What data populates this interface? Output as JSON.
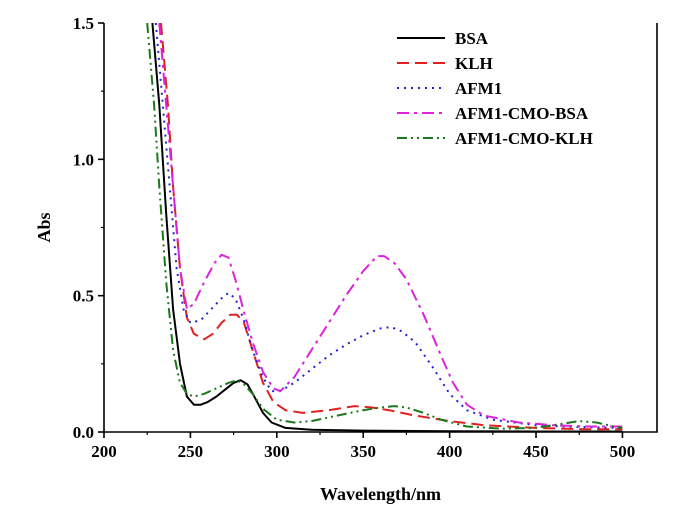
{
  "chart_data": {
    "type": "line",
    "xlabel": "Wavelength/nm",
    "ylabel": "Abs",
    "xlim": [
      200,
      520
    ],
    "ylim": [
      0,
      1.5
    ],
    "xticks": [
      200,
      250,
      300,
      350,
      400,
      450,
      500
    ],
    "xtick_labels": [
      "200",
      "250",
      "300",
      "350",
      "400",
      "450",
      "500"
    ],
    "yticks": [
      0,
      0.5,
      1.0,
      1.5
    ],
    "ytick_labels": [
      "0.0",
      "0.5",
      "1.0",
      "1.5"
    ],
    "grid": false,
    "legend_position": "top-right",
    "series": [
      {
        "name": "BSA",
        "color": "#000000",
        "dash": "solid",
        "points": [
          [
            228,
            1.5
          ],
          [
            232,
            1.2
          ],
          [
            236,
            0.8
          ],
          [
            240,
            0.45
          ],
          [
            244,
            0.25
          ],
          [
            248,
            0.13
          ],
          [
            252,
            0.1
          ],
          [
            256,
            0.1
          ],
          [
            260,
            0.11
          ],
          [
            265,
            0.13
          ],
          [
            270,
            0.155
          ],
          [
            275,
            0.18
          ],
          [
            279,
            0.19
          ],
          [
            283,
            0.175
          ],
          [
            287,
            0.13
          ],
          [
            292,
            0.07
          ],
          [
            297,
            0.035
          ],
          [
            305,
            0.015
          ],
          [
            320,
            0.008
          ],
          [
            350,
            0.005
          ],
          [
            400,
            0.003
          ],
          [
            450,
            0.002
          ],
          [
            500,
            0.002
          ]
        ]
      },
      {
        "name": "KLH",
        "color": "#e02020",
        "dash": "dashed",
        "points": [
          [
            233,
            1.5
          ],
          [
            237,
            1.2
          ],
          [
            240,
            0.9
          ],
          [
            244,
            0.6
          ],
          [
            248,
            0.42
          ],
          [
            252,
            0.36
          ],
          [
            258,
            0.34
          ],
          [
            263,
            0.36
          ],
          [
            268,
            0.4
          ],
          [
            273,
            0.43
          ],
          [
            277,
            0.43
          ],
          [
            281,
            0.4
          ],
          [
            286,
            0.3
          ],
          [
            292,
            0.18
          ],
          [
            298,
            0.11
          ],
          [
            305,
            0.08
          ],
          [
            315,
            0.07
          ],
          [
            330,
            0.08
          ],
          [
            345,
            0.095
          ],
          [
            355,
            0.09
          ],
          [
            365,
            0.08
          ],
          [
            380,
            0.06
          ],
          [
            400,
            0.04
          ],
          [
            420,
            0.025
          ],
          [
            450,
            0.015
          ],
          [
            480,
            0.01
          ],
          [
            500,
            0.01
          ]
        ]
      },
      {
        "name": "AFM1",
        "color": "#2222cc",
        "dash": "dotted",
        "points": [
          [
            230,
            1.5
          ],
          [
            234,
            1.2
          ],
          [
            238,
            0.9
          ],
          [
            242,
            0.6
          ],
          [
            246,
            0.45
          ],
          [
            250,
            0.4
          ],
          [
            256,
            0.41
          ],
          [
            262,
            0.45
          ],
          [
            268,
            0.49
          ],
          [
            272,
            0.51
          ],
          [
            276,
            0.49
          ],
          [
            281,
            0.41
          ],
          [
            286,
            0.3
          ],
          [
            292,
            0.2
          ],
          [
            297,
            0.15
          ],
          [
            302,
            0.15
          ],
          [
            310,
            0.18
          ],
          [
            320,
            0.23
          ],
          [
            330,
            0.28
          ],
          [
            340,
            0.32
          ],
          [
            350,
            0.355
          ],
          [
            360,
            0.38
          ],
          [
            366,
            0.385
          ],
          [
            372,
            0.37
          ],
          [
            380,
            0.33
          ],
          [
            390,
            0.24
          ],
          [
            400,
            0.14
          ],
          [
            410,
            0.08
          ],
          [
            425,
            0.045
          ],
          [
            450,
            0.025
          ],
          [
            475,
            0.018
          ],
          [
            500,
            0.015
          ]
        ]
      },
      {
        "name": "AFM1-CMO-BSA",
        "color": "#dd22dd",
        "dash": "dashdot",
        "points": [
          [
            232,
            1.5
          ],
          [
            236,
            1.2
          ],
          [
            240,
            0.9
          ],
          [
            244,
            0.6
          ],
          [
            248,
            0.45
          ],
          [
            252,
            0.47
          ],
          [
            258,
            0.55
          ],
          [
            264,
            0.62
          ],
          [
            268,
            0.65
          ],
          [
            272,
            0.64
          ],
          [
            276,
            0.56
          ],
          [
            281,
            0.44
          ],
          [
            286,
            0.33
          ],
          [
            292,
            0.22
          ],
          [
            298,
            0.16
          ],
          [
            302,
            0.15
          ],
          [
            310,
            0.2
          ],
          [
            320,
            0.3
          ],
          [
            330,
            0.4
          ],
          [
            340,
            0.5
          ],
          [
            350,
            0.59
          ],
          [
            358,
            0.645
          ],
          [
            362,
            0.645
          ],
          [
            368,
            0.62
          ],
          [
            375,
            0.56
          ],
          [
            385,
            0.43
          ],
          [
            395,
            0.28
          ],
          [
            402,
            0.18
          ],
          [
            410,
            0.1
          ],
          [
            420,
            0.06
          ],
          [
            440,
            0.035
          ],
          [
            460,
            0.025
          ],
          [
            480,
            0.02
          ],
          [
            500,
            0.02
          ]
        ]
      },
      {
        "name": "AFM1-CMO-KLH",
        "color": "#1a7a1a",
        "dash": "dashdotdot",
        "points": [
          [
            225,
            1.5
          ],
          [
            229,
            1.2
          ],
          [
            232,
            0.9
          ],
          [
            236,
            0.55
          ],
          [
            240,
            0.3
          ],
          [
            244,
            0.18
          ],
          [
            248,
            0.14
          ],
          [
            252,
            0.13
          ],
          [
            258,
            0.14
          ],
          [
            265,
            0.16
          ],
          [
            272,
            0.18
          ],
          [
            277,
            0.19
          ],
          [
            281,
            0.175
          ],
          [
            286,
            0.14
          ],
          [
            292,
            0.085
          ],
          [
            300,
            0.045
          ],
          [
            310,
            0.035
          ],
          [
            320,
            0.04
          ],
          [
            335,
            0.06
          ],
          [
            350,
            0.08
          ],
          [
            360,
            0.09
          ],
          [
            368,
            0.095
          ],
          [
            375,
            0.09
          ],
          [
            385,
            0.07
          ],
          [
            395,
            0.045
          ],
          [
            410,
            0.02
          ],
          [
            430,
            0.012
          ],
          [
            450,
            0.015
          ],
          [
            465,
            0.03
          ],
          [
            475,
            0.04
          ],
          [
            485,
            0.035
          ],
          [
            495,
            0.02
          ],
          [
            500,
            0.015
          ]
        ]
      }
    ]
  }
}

§ Description of the task
Your answer should be a single number: how many lines of the material contain the word "name".

§ The output
5